## Record list
_____
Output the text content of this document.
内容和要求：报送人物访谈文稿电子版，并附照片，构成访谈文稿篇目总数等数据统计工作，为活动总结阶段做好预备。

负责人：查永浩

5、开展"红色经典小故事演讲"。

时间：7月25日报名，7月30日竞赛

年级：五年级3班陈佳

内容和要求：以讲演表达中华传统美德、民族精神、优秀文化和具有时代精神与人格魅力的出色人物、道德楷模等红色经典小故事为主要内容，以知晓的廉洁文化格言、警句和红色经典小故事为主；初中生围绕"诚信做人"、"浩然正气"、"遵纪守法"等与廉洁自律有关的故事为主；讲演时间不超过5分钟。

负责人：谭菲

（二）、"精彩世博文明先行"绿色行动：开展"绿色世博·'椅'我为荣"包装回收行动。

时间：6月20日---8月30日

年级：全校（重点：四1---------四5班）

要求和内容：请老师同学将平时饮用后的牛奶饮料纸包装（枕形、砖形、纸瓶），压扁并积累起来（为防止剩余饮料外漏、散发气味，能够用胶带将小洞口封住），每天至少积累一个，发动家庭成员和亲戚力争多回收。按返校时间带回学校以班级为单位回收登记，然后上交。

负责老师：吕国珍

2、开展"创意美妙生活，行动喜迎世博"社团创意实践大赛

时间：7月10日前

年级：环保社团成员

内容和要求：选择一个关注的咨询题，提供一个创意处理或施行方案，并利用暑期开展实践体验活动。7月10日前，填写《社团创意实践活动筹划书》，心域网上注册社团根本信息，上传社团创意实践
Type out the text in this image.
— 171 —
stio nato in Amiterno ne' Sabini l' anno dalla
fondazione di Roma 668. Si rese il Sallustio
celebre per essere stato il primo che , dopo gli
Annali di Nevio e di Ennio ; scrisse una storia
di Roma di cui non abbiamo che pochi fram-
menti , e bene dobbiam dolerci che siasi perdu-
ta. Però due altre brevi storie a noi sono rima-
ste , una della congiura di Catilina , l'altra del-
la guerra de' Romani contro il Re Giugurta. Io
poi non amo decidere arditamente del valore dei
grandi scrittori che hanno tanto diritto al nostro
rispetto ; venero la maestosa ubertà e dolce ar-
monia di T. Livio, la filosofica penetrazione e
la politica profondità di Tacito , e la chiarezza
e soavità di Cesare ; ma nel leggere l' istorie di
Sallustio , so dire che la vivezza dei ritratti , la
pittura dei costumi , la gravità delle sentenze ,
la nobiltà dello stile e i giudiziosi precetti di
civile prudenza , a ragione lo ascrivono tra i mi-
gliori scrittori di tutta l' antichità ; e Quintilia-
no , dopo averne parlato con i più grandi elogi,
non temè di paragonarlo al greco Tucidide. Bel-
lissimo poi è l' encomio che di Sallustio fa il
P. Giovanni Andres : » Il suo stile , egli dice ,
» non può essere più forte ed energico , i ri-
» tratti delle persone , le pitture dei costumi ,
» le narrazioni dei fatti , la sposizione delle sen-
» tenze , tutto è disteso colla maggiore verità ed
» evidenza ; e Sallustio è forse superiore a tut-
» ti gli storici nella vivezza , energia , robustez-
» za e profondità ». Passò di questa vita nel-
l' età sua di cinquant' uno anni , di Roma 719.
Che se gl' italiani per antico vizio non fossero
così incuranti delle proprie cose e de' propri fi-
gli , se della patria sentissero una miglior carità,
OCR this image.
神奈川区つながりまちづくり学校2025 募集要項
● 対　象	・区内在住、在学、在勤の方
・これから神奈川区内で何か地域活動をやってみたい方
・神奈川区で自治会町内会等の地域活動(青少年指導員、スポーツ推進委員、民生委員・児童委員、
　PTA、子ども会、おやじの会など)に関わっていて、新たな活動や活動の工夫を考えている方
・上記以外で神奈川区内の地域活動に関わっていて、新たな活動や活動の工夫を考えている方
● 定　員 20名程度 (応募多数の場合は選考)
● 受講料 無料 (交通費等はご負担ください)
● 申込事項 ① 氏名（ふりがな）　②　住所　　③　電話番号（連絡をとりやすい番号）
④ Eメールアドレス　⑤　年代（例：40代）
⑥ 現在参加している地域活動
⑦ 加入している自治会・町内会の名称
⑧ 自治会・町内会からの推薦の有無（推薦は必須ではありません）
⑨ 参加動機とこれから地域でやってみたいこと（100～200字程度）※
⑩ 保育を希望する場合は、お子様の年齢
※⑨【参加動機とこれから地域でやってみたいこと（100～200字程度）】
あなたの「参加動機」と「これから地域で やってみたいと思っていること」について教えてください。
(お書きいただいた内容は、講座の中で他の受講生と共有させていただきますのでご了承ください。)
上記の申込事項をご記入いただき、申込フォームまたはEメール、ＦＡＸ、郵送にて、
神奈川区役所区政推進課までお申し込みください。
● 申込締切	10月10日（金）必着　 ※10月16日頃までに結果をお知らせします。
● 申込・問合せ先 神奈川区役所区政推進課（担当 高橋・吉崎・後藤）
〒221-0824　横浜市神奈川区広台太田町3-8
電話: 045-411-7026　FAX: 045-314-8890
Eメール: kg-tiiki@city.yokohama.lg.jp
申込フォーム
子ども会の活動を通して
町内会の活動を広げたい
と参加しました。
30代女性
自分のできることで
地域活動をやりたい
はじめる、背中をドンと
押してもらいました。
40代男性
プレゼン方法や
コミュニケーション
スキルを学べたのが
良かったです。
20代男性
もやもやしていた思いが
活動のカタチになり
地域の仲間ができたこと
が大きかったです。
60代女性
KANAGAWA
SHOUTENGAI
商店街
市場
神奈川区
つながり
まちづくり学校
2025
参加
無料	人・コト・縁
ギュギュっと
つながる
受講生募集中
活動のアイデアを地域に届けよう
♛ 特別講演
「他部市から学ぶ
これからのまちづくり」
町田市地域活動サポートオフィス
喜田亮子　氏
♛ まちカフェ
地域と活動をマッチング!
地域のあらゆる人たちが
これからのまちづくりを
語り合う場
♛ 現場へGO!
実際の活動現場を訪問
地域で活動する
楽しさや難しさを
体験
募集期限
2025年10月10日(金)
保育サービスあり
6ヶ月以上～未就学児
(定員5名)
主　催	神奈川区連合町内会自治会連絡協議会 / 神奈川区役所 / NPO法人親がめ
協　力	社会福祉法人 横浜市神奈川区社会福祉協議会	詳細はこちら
_____
## Requirements
In the listing, find all lines with the string "vivezza" and copy them.

## Solution for this exercise
Sallustio , so dire che la vivezza dei ritratti , la
» ti gli storici nella vivezza , energia , robustez-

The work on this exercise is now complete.